# Records about charts and figures
☆ ☆ ☆ ☆ ☆

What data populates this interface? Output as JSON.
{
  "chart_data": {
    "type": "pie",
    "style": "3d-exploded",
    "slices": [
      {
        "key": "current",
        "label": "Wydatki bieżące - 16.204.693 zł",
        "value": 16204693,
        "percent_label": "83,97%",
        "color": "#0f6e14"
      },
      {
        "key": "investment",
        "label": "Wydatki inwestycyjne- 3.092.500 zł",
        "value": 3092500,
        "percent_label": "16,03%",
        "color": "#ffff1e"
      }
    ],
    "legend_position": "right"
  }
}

☆ ☆ ☆ ☆ ☆

# EXERCISE OBJECTIVE
Would you give the material above again, complete and exact?

# TASK RESULT
What data populates this interface? Output as JSON.
{
  "chart_data": {
    "type": "pie",
    "style": "3d-exploded",
    "slices": [
      {
        "key": "current",
        "label": "Wydatki bieżące - 16.204.693 zł",
        "value": 16204693,
        "percent_label": "83,97%",
        "color": "#0f6e14"
      },
      {
        "key": "investment",
        "label": "Wydatki inwestycyjne- 3.092.500 zł",
        "value": 3092500,
        "percent_label": "16,03%",
        "color": "#ffff1e"
      }
    ],
    "legend_position": "right"
  }
}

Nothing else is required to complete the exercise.